— START —

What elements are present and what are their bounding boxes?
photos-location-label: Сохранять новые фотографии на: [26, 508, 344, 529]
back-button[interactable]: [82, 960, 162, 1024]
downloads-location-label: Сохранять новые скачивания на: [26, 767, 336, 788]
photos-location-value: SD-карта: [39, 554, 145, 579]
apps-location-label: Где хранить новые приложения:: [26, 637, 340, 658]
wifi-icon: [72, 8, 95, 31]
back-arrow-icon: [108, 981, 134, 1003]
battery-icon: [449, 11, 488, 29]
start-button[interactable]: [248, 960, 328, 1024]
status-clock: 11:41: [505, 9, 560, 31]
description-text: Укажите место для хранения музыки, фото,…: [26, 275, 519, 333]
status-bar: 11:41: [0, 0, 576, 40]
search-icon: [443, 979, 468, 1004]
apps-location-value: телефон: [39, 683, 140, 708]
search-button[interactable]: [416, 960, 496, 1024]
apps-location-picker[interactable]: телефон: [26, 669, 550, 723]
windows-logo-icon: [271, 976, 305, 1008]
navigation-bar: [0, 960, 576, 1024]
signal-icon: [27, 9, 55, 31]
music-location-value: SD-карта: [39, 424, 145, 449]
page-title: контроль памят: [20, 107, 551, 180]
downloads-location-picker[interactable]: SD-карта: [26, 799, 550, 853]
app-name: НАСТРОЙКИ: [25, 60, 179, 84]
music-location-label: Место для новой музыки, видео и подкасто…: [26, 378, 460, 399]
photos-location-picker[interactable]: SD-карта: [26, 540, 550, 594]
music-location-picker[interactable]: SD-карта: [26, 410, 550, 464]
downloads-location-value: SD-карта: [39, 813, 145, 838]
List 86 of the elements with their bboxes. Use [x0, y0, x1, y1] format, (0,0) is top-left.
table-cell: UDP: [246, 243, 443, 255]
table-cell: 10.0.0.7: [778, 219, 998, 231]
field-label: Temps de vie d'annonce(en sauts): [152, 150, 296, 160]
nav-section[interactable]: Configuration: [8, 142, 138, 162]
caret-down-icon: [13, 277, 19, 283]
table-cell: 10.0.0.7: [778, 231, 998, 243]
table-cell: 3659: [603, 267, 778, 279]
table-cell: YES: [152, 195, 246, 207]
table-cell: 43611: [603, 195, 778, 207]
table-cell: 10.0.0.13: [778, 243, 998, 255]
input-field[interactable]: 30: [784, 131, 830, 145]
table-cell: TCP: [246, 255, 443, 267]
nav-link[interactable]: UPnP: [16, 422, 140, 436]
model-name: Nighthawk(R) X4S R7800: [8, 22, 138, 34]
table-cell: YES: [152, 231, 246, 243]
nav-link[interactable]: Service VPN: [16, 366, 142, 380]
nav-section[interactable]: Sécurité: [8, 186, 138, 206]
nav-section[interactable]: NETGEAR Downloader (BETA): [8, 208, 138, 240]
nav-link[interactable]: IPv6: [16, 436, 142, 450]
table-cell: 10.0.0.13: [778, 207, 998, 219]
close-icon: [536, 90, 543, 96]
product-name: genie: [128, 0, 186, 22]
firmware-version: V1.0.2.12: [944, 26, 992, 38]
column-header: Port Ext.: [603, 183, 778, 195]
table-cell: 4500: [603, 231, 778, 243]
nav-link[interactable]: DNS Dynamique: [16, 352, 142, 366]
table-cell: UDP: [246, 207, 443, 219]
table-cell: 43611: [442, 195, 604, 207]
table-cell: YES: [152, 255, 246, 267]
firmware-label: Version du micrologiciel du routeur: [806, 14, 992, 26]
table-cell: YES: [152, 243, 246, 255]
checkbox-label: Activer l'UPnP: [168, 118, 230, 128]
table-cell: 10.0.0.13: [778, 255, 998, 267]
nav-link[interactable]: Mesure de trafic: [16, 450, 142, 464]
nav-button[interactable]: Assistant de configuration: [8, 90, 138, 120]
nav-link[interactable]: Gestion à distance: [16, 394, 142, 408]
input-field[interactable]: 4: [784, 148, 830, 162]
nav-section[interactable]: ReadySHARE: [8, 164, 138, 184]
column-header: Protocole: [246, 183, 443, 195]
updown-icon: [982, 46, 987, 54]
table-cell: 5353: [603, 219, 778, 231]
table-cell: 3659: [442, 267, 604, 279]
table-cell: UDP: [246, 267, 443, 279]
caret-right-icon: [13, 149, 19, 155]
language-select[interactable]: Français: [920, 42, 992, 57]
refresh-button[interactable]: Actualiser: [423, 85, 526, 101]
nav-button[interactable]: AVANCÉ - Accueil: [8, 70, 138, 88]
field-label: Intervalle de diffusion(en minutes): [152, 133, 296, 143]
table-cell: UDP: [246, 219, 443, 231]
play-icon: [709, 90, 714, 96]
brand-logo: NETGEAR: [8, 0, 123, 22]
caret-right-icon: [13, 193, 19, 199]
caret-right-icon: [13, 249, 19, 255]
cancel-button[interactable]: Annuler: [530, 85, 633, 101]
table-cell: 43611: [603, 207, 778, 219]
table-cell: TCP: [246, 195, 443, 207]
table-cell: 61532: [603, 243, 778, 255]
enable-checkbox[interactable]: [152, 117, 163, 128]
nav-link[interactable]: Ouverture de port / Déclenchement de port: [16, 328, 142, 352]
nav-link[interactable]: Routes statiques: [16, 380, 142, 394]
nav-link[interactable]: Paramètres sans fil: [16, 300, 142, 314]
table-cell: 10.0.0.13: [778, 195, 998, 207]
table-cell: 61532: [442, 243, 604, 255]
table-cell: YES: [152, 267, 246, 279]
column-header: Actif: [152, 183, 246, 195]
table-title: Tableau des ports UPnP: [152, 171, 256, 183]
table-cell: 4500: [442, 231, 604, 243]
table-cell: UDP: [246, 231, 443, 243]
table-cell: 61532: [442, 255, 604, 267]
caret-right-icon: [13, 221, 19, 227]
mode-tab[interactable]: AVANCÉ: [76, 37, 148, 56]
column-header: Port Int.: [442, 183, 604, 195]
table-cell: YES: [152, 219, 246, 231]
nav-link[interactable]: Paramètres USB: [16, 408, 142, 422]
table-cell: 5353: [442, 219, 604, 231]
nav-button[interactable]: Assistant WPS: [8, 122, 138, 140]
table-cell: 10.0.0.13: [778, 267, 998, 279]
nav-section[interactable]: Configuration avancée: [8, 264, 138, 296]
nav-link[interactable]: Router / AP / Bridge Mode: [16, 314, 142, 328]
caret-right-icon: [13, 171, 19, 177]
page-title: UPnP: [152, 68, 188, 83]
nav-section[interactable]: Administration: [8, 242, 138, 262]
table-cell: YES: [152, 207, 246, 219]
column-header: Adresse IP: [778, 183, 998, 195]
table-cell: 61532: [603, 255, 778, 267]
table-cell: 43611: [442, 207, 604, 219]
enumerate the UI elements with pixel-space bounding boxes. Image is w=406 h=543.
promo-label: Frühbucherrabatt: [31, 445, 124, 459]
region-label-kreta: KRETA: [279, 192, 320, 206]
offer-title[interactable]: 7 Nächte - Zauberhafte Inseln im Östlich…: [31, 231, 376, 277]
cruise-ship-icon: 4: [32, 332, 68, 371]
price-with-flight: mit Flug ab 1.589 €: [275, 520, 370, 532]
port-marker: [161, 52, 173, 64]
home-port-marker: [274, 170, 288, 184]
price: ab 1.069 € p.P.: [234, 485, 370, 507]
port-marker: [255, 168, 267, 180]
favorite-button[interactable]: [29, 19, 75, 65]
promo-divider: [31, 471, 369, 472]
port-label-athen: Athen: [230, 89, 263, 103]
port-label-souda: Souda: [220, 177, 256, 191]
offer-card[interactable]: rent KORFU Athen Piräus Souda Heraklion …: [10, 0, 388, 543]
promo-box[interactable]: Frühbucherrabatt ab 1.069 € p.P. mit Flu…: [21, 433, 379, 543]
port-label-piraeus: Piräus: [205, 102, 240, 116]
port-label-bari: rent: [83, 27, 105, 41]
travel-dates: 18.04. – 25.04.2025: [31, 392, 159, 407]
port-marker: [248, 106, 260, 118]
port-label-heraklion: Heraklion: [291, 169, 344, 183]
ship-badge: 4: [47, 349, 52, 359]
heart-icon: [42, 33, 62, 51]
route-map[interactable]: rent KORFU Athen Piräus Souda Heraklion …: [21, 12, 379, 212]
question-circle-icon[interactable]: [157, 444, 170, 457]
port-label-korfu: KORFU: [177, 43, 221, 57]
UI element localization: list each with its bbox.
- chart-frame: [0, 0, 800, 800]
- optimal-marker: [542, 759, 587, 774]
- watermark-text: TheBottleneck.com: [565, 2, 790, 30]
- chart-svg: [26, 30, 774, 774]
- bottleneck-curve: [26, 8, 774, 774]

— END —

Aim — Lay out everything from the start of the records above down to the line containing "music-location-value: SD-карта: [39, 424, 145, 449]" as a JSON list of strings, one string per line with blank lines left out.

Exercise response —
[
  "What elements are present and what are their bounding boxes?",
  "photos-location-label: Сохранять новые фотографии на: [26, 508, 344, 529]",
  "back-button[interactable]: [82, 960, 162, 1024]",
  "downloads-location-label: Сохранять новые скачивания на: [26, 767, 336, 788]",
  "photos-location-value: SD-карта: [39, 554, 145, 579]",
  "apps-location-label: Где хранить новые приложения:: [26, 637, 340, 658]",
  "wifi-icon: [72, 8, 95, 31]",
  "back-arrow-icon: [108, 981, 134, 1003]",
  "battery-icon: [449, 11, 488, 29]",
  "start-button[interactable]: [248, 960, 328, 1024]",
  "status-clock: 11:41: [505, 9, 560, 31]",
  "description-text: Укажите место для хранения музыки, фото,…: [26, 275, 519, 333]",
  "status-bar: 11:41: [0, 0, 576, 40]",
  "search-icon: [443, 979, 468, 1004]",
  "apps-location-value: телефон: [39, 683, 140, 708]",
  "search-button[interactable]: [416, 960, 496, 1024]",
  "apps-location-picker[interactable]: телефон: [26, 669, 550, 723]",
  "windows-logo-icon: [271, 976, 305, 1008]",
  "navigation-bar: [0, 960, 576, 1024]",
  "signal-icon: [27, 9, 55, 31]",
  "music-location-value: SD-карта: [39, 424, 145, 449]"
]